* START Records to use *
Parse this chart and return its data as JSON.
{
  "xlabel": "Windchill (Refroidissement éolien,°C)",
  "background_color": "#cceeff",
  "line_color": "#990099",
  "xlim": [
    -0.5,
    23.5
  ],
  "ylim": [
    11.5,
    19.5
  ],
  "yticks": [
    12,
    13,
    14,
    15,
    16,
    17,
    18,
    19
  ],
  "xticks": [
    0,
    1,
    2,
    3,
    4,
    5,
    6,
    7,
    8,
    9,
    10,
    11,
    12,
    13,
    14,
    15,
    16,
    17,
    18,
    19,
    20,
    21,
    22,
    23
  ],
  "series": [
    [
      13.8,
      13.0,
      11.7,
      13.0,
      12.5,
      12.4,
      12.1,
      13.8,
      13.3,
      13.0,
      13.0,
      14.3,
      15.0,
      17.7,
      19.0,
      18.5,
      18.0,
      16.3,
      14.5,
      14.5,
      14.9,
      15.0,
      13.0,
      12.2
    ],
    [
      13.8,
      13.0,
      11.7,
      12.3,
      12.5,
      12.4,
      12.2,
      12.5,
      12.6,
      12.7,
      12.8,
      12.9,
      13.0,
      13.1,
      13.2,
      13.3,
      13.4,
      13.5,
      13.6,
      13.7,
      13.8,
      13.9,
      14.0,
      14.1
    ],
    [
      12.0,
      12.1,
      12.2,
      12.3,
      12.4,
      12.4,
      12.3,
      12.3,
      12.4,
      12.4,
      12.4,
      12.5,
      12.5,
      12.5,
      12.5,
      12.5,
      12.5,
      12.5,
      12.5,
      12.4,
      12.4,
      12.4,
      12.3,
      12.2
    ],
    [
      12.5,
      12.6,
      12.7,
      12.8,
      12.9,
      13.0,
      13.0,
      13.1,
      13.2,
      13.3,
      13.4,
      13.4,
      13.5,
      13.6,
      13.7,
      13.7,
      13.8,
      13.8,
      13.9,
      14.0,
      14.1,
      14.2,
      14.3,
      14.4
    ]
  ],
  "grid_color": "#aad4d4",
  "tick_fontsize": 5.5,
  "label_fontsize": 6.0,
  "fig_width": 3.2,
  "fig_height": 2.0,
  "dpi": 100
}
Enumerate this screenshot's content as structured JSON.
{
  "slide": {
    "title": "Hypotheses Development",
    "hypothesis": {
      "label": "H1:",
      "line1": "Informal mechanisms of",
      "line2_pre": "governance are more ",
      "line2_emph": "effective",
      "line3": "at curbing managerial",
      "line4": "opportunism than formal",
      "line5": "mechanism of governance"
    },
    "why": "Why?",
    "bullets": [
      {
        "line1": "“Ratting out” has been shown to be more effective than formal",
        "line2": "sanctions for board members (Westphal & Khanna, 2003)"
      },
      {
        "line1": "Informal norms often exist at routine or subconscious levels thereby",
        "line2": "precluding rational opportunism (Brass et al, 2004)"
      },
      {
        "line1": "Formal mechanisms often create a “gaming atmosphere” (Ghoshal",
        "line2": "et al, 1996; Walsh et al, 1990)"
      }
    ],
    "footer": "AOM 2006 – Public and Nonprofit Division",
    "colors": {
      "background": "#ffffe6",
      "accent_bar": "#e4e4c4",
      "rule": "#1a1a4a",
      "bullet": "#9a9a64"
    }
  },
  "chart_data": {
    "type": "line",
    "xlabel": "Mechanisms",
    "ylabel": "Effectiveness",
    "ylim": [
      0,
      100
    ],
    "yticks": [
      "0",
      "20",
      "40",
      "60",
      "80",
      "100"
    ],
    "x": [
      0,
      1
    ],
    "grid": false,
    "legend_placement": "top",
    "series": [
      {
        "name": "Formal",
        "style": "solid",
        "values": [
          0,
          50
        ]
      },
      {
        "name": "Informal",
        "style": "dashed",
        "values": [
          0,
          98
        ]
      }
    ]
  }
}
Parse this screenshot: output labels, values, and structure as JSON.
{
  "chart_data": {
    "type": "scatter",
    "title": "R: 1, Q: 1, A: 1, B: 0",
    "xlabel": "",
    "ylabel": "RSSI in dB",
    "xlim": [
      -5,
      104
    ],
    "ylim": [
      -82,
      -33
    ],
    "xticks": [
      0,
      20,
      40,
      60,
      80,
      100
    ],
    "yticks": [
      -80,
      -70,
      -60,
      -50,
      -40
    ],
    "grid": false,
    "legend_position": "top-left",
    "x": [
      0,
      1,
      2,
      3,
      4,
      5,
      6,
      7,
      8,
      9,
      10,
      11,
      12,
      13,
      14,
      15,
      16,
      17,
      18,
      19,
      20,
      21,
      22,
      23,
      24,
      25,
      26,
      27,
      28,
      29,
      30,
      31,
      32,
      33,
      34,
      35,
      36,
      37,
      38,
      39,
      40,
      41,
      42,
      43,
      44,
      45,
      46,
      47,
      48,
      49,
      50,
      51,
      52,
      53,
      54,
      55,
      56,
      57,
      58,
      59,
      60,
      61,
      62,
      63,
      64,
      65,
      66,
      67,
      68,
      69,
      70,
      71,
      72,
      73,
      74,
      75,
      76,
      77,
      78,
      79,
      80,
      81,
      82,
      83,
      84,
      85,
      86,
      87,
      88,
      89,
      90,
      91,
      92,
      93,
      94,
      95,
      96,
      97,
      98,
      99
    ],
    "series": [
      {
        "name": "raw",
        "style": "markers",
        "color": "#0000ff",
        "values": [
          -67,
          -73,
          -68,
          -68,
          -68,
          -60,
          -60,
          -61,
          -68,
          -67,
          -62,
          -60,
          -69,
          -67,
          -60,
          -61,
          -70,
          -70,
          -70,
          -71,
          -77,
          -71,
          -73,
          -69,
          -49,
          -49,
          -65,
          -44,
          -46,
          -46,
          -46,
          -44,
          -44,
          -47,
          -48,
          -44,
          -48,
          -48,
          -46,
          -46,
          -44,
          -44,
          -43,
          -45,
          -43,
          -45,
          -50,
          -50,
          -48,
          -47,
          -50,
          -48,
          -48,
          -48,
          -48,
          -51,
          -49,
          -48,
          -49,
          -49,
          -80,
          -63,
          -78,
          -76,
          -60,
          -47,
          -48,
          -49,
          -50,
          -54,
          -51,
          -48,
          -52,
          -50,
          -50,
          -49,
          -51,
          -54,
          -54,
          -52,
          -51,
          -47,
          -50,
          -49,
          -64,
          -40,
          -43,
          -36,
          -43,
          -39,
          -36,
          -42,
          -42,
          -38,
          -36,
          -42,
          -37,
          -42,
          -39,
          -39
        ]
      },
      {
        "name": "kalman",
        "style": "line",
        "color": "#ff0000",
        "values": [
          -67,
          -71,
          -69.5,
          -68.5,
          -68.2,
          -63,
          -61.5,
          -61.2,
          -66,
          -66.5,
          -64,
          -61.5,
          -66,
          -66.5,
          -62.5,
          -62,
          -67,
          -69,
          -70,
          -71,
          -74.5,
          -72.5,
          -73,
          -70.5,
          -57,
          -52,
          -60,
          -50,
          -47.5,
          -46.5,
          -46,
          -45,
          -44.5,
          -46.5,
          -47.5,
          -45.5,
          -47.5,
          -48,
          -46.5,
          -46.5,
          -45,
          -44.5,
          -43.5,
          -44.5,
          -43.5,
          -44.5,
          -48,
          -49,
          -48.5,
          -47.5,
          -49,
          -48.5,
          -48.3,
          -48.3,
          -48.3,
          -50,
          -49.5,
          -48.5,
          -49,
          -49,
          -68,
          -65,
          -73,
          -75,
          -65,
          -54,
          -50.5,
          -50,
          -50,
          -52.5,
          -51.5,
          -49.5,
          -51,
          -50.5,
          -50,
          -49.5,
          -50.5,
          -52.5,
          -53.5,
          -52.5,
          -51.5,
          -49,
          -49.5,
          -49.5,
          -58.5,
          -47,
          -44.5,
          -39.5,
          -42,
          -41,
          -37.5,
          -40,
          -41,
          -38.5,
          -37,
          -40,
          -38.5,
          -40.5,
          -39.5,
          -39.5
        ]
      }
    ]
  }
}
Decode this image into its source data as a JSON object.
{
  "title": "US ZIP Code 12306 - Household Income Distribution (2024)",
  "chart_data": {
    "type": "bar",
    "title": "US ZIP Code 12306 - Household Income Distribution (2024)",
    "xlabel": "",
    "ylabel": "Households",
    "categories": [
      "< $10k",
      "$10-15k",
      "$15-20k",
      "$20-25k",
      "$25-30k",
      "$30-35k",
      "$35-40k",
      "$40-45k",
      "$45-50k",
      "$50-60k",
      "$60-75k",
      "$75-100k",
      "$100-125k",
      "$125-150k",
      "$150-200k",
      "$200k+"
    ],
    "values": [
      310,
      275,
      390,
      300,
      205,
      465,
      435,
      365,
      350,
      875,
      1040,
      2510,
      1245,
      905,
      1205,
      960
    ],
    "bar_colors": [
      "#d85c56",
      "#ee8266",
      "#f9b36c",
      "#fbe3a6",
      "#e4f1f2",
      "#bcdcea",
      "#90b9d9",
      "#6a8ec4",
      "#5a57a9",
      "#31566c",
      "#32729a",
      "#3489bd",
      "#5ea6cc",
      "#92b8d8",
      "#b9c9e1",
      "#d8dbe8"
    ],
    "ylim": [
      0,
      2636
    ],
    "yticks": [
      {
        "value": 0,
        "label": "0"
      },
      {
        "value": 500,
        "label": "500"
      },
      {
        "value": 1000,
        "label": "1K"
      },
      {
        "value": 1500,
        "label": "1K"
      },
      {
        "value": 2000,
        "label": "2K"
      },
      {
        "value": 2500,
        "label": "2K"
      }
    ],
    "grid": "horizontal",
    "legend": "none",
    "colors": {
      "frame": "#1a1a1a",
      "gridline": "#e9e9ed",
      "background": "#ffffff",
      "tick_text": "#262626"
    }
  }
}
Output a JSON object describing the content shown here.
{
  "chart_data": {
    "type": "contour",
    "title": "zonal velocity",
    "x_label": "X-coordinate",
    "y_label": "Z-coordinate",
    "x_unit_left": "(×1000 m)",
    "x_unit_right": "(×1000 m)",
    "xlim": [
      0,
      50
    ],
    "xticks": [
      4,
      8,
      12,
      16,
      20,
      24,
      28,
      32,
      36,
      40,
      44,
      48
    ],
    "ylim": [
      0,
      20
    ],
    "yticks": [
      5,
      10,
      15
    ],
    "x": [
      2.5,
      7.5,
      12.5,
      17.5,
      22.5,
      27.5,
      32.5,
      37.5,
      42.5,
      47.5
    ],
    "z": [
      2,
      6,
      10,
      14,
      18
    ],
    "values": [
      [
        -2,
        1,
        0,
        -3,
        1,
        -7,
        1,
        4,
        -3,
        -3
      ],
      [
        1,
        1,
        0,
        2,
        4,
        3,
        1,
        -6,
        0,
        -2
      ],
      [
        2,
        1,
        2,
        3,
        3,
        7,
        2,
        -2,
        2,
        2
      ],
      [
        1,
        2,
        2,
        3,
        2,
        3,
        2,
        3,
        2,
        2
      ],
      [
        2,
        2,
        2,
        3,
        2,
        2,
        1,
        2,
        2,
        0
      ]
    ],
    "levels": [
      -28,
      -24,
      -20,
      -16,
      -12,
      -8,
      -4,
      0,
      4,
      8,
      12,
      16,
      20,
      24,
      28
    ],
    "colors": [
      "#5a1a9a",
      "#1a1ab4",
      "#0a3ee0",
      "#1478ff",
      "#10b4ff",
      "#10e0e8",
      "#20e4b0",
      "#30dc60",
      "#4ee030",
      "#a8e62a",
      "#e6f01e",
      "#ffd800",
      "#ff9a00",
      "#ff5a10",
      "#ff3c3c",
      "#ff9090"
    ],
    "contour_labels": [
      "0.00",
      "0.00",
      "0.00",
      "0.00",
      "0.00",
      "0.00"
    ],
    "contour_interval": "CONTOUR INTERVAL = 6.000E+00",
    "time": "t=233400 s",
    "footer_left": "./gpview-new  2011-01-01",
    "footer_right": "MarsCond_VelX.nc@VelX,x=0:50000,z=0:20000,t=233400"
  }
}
* END Records to use *
## Written instruction
Gather each line from the listing above that holds "screenshot".

## Output for this exercise
Enumerate this screenshot's content as structured JSON.
Parse this screenshot: output labels, values, and structure as JSON.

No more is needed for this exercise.